**Set task**
All lines in which the word "What" occurs are to be extracted.

**Dataset listings of figures**
* START *

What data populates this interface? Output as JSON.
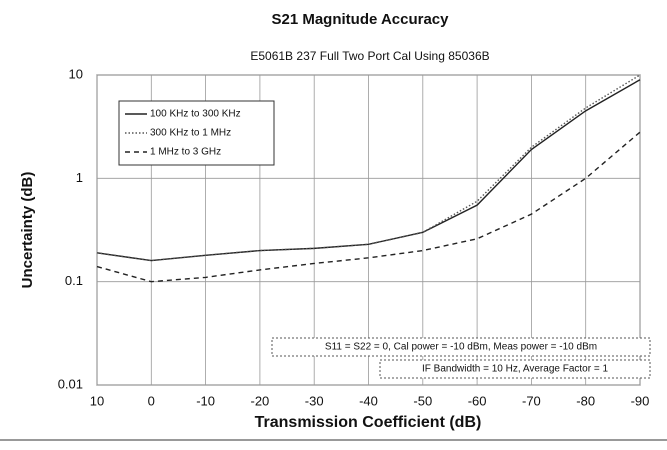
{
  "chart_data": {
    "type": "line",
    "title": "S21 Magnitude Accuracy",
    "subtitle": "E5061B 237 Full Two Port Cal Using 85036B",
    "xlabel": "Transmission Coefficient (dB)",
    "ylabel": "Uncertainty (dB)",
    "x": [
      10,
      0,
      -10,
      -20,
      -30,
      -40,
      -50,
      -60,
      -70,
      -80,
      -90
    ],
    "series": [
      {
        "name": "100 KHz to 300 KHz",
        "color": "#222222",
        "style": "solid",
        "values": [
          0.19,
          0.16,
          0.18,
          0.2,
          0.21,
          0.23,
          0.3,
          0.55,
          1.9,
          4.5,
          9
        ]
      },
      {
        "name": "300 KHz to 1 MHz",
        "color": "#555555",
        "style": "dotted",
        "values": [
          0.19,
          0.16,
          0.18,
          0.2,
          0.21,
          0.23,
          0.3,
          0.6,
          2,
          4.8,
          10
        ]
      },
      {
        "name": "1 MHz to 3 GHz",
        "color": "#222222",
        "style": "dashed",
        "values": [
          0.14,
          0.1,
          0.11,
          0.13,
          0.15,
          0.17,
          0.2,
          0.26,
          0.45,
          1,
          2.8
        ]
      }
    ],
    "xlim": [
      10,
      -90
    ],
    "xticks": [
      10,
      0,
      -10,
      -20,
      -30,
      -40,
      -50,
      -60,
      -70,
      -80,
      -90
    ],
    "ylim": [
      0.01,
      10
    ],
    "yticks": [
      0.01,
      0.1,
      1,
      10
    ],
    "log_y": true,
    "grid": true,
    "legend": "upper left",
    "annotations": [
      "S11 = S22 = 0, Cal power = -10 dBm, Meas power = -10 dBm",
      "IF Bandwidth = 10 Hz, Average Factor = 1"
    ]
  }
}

* END *
* START *

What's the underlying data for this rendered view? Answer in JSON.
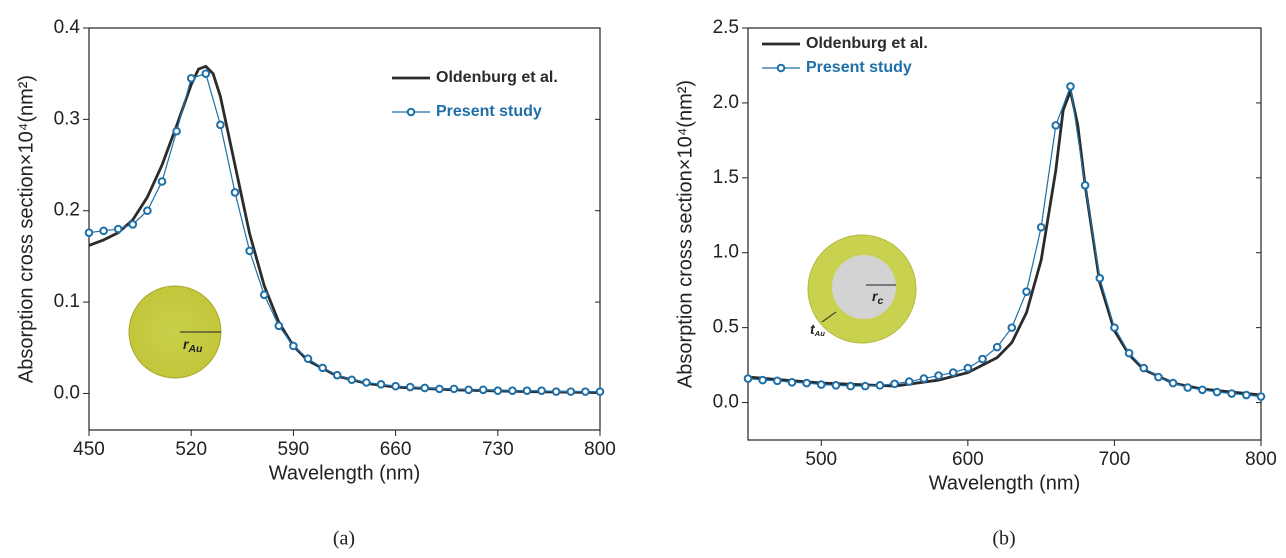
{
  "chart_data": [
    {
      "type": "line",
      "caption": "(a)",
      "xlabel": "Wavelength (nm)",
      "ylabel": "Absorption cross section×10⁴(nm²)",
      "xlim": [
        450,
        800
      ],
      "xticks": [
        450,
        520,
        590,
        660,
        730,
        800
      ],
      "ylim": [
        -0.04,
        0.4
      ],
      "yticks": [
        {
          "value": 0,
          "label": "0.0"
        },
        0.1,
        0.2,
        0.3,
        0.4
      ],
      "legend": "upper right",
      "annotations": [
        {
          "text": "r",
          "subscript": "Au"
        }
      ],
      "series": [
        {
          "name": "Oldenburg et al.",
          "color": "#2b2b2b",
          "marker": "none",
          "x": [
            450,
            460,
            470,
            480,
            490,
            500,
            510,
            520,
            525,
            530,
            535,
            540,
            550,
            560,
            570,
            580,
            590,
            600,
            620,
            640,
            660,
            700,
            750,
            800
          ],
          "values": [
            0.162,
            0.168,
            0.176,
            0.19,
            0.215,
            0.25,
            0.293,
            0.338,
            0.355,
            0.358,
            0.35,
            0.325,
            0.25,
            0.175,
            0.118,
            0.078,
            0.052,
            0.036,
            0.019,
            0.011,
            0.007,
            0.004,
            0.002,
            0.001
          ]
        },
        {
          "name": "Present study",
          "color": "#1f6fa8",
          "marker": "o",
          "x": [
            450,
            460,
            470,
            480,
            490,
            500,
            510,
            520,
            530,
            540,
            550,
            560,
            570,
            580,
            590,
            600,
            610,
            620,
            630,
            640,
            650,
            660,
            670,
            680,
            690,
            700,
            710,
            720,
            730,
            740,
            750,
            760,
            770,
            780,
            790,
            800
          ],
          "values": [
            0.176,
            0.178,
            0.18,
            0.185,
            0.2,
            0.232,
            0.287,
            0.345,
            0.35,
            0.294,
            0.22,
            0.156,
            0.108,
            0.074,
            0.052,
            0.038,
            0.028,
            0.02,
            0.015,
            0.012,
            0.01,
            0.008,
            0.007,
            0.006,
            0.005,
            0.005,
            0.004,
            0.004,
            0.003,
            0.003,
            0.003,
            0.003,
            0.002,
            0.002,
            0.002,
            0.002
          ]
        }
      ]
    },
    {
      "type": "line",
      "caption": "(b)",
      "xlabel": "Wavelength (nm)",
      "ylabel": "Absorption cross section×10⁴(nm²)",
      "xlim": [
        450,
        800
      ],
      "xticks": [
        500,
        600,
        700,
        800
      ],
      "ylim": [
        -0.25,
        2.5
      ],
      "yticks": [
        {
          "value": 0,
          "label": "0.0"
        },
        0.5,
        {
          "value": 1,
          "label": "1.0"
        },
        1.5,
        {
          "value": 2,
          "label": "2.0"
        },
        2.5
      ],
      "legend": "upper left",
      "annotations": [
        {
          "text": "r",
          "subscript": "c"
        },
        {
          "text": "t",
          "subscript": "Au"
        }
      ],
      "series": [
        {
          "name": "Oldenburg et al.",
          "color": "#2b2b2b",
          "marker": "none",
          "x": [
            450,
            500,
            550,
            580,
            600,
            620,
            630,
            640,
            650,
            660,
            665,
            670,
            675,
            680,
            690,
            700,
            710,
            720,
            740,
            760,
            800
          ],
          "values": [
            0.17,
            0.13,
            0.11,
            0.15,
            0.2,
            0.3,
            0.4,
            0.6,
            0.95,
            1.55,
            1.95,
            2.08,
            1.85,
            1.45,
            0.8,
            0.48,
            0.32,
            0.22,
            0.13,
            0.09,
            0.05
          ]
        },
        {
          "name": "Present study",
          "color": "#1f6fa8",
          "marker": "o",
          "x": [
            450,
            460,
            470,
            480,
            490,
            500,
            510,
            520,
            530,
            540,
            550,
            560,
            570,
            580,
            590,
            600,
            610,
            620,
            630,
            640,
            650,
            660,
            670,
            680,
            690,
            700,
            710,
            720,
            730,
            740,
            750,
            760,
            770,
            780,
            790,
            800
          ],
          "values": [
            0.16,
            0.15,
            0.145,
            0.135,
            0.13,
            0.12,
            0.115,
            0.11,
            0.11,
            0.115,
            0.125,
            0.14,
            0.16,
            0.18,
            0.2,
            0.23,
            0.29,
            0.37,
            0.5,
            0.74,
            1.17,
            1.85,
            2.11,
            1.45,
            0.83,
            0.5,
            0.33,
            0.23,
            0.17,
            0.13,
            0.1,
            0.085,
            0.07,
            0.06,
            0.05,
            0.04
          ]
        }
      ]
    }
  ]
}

* END *

**Completed task**
What data populates this interface? Output as JSON.
What's the underlying data for this rendered view? Answer in JSON.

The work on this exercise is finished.